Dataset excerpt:
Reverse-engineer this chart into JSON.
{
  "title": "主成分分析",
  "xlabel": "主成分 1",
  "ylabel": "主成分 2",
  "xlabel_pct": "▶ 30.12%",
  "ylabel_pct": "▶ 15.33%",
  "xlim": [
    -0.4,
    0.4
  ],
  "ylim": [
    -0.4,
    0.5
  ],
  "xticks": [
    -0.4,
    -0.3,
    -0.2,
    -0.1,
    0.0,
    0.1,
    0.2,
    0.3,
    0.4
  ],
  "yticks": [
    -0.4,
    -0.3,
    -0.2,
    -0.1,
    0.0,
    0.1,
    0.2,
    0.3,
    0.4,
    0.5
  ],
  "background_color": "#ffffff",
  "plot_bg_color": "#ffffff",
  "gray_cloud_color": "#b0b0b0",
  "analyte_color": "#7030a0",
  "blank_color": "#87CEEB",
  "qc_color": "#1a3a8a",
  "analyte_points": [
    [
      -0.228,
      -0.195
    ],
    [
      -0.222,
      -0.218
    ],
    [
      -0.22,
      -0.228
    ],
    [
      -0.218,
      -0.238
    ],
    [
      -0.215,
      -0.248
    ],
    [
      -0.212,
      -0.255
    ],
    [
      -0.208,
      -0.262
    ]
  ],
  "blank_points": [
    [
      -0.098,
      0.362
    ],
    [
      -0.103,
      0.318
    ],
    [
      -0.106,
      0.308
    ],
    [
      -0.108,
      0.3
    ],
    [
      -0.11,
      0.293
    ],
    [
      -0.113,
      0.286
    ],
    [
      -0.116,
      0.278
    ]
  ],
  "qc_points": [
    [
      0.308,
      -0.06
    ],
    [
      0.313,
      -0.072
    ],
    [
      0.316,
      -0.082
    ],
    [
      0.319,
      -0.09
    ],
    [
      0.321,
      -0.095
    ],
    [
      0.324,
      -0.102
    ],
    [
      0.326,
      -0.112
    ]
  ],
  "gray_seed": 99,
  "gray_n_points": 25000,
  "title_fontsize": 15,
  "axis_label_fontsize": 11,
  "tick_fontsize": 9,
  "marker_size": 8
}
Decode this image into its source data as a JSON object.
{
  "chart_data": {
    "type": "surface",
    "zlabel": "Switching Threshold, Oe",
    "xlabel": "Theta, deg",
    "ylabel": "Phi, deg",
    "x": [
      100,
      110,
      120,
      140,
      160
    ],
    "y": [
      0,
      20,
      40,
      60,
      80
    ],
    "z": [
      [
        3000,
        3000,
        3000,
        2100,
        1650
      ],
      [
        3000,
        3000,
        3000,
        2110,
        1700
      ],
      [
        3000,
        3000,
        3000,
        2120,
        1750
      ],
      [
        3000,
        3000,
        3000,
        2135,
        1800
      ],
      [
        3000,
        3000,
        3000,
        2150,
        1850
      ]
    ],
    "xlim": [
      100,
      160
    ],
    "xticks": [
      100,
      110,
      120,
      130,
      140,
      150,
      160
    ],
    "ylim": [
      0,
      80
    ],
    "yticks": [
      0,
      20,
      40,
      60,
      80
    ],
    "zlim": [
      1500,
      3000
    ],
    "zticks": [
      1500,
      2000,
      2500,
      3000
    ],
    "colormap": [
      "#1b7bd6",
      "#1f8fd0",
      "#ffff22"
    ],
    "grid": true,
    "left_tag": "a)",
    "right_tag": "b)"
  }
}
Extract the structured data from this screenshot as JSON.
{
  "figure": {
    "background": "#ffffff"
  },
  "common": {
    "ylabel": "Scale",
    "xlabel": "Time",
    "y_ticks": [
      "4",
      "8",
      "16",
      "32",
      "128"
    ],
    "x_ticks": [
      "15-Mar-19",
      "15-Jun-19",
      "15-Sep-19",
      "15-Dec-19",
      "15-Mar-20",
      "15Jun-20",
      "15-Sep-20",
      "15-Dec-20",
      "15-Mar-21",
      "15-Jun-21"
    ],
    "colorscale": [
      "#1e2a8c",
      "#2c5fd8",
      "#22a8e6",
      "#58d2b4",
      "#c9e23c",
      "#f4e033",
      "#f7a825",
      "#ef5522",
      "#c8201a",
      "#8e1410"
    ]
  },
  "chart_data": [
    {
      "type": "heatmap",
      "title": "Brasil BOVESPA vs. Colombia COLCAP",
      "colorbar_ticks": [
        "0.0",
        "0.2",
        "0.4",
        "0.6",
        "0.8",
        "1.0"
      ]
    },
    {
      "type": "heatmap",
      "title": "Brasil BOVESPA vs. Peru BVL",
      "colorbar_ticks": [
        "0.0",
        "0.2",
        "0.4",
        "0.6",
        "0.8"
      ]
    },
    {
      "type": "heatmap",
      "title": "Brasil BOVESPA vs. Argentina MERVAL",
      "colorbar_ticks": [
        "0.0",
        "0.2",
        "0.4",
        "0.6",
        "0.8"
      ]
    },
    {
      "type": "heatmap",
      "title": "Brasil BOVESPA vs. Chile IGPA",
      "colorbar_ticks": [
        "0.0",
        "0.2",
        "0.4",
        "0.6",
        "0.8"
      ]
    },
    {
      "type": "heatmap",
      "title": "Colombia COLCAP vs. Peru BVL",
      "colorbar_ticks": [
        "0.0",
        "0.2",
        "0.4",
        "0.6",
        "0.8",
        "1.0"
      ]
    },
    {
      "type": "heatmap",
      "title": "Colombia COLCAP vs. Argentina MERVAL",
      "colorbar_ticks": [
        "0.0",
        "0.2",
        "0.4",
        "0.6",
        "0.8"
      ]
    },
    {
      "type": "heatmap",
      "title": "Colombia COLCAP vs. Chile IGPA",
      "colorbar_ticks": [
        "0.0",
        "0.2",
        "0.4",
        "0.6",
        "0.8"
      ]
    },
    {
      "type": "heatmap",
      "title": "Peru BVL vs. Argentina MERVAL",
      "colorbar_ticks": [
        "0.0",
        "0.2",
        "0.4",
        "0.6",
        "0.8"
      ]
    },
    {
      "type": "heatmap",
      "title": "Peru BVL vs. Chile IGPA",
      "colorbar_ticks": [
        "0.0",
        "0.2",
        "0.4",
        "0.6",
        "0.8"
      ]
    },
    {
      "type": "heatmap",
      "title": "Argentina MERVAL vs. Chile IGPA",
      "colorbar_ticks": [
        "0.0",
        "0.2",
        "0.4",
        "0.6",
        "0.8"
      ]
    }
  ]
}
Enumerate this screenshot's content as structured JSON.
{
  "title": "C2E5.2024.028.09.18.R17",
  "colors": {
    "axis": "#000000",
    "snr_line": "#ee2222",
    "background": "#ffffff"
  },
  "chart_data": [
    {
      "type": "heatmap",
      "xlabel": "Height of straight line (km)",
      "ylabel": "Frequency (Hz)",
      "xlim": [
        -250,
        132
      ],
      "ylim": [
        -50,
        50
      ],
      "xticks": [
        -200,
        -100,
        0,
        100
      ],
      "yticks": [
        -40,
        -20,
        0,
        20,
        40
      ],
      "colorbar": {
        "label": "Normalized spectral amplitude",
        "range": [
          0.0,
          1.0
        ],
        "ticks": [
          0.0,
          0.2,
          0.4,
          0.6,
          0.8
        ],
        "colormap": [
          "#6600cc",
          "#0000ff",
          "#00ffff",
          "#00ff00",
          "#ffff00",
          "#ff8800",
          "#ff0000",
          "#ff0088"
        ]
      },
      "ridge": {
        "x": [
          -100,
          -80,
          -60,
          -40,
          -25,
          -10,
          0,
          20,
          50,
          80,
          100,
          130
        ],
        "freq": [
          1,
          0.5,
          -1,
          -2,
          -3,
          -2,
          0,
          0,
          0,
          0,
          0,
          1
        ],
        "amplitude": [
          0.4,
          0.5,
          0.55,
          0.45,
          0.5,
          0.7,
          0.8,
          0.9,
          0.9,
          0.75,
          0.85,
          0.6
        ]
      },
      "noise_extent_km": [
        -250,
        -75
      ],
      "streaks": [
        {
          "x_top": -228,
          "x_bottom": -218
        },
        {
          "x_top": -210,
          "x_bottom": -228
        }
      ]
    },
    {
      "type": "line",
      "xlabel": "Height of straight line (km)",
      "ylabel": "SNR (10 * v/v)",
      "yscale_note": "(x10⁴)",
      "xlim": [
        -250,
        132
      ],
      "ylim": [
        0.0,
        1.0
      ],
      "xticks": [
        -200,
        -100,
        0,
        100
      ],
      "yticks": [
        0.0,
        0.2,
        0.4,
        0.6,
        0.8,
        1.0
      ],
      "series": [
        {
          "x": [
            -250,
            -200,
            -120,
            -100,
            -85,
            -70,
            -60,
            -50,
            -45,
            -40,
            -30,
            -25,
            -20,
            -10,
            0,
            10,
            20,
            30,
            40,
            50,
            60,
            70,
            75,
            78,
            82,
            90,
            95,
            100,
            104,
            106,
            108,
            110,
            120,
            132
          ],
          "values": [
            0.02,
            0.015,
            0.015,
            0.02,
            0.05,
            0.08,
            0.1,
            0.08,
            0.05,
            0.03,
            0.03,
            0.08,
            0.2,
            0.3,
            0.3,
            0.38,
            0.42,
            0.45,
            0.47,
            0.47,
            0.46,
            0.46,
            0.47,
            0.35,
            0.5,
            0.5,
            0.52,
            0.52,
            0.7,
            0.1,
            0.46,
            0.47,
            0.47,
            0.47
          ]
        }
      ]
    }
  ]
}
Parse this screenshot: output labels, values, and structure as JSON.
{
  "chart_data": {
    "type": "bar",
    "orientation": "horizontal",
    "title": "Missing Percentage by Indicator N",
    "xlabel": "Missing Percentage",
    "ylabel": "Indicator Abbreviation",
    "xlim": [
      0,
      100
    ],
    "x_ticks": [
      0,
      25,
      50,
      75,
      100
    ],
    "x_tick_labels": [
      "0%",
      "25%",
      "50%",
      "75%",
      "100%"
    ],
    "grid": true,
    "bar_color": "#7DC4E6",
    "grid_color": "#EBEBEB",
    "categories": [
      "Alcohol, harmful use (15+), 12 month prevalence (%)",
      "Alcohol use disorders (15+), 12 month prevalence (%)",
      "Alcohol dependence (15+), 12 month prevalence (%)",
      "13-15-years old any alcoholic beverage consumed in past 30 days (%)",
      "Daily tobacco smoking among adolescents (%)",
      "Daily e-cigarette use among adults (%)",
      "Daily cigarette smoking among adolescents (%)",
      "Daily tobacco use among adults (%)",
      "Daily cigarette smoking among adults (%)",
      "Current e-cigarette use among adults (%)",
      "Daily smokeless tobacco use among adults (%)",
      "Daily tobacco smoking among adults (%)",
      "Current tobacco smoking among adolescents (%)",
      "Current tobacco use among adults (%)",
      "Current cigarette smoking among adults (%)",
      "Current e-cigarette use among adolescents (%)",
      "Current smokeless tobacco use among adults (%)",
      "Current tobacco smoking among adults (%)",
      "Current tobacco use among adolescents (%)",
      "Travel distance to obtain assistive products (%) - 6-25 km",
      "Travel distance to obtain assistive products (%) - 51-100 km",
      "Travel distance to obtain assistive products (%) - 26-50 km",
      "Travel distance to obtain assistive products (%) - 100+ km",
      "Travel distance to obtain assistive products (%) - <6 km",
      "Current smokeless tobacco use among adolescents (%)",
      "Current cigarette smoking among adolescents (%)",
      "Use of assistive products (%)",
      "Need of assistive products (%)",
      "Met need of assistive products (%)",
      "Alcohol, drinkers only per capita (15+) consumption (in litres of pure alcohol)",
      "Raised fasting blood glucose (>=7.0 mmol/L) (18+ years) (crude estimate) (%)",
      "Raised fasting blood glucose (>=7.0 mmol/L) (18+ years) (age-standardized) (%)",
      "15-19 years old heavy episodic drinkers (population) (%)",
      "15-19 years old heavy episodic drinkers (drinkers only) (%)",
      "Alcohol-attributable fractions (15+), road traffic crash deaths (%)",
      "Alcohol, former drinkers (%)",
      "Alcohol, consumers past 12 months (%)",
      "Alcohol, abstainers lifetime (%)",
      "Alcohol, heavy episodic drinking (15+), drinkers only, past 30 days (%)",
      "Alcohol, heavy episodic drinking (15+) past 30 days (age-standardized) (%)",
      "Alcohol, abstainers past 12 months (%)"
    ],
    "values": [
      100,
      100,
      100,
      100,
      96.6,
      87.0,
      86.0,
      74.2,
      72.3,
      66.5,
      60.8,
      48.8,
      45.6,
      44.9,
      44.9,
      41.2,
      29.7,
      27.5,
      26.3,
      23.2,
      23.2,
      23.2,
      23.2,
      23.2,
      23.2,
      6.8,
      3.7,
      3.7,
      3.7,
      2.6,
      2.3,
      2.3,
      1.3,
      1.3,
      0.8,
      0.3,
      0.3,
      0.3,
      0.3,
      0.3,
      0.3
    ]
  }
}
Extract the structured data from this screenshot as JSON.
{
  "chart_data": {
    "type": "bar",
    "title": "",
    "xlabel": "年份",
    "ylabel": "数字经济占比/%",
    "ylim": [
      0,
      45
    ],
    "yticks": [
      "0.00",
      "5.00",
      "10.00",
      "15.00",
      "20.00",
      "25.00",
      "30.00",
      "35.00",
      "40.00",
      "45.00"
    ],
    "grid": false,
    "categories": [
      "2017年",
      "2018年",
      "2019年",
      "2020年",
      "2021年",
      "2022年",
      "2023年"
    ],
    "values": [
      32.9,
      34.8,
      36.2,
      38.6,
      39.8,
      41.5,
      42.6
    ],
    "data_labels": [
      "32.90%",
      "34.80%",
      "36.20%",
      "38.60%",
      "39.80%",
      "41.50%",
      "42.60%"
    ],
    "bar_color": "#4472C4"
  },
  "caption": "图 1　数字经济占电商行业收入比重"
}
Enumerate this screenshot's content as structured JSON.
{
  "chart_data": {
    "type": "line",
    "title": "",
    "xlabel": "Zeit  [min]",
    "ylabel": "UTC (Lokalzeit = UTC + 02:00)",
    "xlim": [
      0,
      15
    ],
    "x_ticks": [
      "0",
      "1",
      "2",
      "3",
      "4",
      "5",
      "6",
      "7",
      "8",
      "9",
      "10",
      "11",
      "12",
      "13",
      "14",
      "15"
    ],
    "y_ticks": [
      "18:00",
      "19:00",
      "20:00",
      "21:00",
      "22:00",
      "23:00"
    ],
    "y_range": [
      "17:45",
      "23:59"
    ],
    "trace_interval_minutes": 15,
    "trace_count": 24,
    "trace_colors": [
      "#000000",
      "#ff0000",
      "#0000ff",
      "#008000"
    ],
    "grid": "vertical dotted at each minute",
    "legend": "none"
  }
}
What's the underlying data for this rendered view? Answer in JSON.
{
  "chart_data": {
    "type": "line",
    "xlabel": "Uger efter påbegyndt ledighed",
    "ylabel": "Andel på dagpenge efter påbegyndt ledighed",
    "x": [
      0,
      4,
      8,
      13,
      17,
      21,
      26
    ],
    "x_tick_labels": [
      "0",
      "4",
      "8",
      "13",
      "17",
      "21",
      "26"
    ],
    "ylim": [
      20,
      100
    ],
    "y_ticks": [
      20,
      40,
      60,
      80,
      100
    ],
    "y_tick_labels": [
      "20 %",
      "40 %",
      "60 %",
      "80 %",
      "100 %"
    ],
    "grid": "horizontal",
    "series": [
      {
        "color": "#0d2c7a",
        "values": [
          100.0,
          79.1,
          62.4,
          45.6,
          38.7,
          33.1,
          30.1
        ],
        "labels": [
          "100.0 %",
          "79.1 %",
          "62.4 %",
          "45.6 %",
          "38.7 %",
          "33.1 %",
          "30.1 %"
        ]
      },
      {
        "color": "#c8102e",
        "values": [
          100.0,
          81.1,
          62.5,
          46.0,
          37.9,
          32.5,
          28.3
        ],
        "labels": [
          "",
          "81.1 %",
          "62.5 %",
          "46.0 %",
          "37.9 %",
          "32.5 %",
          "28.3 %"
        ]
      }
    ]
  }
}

§ EXERCISE DETAILS:
Identify every line above that includes the word "days", and show those lines.

§ EXERCISE RESPONSE:
      "13-15-years old any alcoholic beverage consumed in past 30 days (%)",
      "Alcohol, heavy episodic drinking (15+), drinkers only, past 30 days (%)",
      "Alcohol, heavy episodic drinking (15+) past 30 days (age-standardized) (%)",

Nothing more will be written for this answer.